═══ Data records

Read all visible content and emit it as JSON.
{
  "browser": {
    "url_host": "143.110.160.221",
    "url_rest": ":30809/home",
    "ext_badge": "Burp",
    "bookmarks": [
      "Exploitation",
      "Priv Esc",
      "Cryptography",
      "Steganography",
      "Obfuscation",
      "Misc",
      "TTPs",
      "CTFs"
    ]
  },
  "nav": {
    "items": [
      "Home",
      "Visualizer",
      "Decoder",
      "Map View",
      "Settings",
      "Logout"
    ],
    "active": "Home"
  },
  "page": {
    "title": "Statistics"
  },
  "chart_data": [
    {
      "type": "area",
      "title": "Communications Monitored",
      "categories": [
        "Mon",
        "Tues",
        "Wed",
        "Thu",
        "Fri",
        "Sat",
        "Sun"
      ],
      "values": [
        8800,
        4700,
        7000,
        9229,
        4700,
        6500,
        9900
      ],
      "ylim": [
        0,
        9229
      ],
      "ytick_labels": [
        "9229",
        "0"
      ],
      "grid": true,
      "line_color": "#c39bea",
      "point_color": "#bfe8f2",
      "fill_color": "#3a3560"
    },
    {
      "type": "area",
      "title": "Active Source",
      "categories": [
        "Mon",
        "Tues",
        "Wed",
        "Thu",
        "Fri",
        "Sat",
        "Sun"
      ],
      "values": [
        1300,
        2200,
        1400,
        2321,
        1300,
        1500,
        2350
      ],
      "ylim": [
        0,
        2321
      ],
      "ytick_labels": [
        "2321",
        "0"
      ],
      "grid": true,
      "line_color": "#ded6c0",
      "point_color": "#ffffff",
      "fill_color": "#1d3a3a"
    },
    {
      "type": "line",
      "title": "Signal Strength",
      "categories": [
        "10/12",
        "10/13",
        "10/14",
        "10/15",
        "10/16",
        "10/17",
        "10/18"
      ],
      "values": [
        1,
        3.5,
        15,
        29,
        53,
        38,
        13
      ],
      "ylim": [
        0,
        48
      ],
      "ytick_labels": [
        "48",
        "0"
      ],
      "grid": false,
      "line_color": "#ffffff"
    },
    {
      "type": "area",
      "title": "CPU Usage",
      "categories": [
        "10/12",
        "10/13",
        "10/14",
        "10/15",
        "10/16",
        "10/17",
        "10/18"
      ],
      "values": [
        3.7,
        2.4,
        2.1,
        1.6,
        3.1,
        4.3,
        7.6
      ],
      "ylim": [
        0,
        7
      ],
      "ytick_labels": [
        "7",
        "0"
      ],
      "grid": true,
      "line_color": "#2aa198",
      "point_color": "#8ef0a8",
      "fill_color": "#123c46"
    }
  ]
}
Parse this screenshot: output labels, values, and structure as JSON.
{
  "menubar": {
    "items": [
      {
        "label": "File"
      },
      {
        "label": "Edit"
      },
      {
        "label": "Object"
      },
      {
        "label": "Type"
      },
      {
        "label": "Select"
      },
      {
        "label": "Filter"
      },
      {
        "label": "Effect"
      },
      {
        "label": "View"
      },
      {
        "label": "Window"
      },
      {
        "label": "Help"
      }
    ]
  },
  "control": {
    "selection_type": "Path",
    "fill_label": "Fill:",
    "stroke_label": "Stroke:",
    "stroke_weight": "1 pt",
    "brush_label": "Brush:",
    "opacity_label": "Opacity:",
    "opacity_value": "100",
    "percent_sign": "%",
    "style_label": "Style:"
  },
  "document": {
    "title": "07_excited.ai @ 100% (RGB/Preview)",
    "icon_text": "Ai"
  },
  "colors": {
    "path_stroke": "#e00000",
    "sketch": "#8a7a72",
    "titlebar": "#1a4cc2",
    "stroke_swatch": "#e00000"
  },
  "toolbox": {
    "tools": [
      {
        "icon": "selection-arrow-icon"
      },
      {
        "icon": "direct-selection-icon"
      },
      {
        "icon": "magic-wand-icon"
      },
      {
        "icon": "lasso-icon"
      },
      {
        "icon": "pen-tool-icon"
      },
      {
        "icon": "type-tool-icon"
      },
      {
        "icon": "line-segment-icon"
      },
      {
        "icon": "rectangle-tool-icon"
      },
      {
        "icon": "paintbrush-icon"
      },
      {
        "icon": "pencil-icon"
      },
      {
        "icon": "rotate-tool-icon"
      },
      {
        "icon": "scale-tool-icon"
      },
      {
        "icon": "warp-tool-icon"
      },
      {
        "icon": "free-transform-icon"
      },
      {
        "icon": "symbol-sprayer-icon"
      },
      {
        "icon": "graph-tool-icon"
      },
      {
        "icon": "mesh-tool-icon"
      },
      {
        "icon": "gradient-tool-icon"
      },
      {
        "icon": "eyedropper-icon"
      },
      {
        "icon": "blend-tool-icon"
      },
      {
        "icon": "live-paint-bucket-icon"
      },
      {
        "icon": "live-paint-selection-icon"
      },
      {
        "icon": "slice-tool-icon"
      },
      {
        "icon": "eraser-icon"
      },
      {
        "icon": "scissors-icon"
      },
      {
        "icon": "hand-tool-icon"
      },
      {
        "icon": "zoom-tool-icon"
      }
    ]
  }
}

══════

▶ Set exercise:
Return every line exactly.

▶ Final answer:
Read all visible content and emit it as JSON.
{
  "browser": {
    "url_host": "143.110.160.221",
    "url_rest": ":30809/home",
    "ext_badge": "Burp",
    "bookmarks": [
      "Exploitation",
      "Priv Esc",
      "Cryptography",
      "Steganography",
      "Obfuscation",
      "Misc",
      "TTPs",
      "CTFs"
    ]
  },
  "nav": {
    "items": [
      "Home",
      "Visualizer",
      "Decoder",
      "Map View",
      "Settings",
      "Logout"
    ],
    "active": "Home"
  },
  "page": {
    "title": "Statistics"
  },
  "chart_data": [
    {
      "type": "area",
      "title": "Communications Monitored",
      "categories": [
        "Mon",
        "Tues",
        "Wed",
        "Thu",
        "Fri",
        "Sat",
        "Sun"
      ],
      "values": [
        8800,
        4700,
        7000,
        9229,
        4700,
        6500,
        9900
      ],
      "ylim": [
        0,
        9229
      ],
      "ytick_labels": [
        "9229",
        "0"
      ],
      "grid": true,
      "line_color": "#c39bea",
      "point_color": "#bfe8f2",
      "fill_color": "#3a3560"
    },
    {
      "type": "area",
      "title": "Active Source",
      "categories": [
        "Mon",
        "Tues",
        "Wed",
        "Thu",
        "Fri",
        "Sat",
        "Sun"
      ],
      "values": [
        1300,
        2200,
        1400,
        2321,
        1300,
        1500,
        2350
      ],
      "ylim": [
        0,
        2321
      ],
      "ytick_labels": [
        "2321",
        "0"
      ],
      "grid": true,
      "line_color": "#ded6c0",
      "point_color": "#ffffff",
      "fill_color": "#1d3a3a"
    },
    {
      "type": "line",
      "title": "Signal Strength",
      "categories": [
        "10/12",
        "10/13",
        "10/14",
        "10/15",
        "10/16",
        "10/17",
        "10/18"
      ],
      "values": [
        1,
        3.5,
        15,
        29,
        53,
        38,
        13
      ],
      "ylim": [
        0,
        48
      ],
      "ytick_labels": [
        "48",
        "0"
      ],
      "grid": false,
      "line_color": "#ffffff"
    },
    {
      "type": "area",
      "title": "CPU Usage",
      "categories": [
        "10/12",
        "10/13",
        "10/14",
        "10/15",
        "10/16",
        "10/17",
        "10/18"
      ],
      "values": [
        3.7,
        2.4,
        2.1,
        1.6,
        3.1,
        4.3,
        7.6
      ],
      "ylim": [
        0,
        7
      ],
      "ytick_labels": [
        "7",
        "0"
      ],
      "grid": true,
      "line_color": "#2aa198",
      "point_color": "#8ef0a8",
      "fill_color": "#123c46"
    }
  ]
}
Parse this screenshot: output labels, values, and structure as JSON.
{
  "menubar": {
    "items": [
      {
        "label": "File"
      },
      {
        "label": "Edit"
      },
      {
        "label": "Object"
      },
      {
        "label": "Type"
      },
      {
        "label": "Select"
      },
      {
        "label": "Filter"
      },
      {
        "label": "Effect"
      },
      {
        "label": "View"
      },
      {
        "label": "Window"
      },
      {
        "label": "Help"
      }
    ]
  },
  "control": {
    "selection_type": "Path",
    "fill_label": "Fill:",
    "stroke_label": "Stroke:",
    "stroke_weight": "1 pt",
    "brush_label": "Brush:",
    "opacity_label": "Opacity:",
    "opacity_value": "100",
    "percent_sign": "%",
    "style_label": "Style:"
  },
  "document": {
    "title": "07_excited.ai @ 100% (RGB/Preview)",
    "icon_text": "Ai"
  },
  "colors": {
    "path_stroke": "#e00000",
    "sketch": "#8a7a72",
    "titlebar": "#1a4cc2",
    "stroke_swatch": "#e00000"
  },
  "toolbox": {
    "tools": [
      {
        "icon": "selection-arrow-icon"
      },
      {
        "icon": "direct-selection-icon"
      },
      {
        "icon": "magic-wand-icon"
      },
      {
        "icon": "lasso-icon"
      },
      {
        "icon": "pen-tool-icon"
      },
      {
        "icon": "type-tool-icon"
      },
      {
        "icon": "line-segment-icon"
      },
      {
        "icon": "rectangle-tool-icon"
      },
      {
        "icon": "paintbrush-icon"
      },
      {
        "icon": "pencil-icon"
      },
      {
        "icon": "rotate-tool-icon"
      },
      {
        "icon": "scale-tool-icon"
      },
      {
        "icon": "warp-tool-icon"
      },
      {
        "icon": "free-transform-icon"
      },
      {
        "icon": "symbol-sprayer-icon"
      },
      {
        "icon": "graph-tool-icon"
      },
      {
        "icon": "mesh-tool-icon"
      },
      {
        "icon": "gradient-tool-icon"
      },
      {
        "icon": "eyedropper-icon"
      },
      {
        "icon": "blend-tool-icon"
      },
      {
        "icon": "live-paint-bucket-icon"
      },
      {
        "icon": "live-paint-selection-icon"
      },
      {
        "icon": "slice-tool-icon"
      },
      {
        "icon": "eraser-icon"
      },
      {
        "icon": "scissors-icon"
      },
      {
        "icon": "hand-tool-icon"
      },
      {
        "icon": "zoom-tool-icon"
      }
    ]
  }
}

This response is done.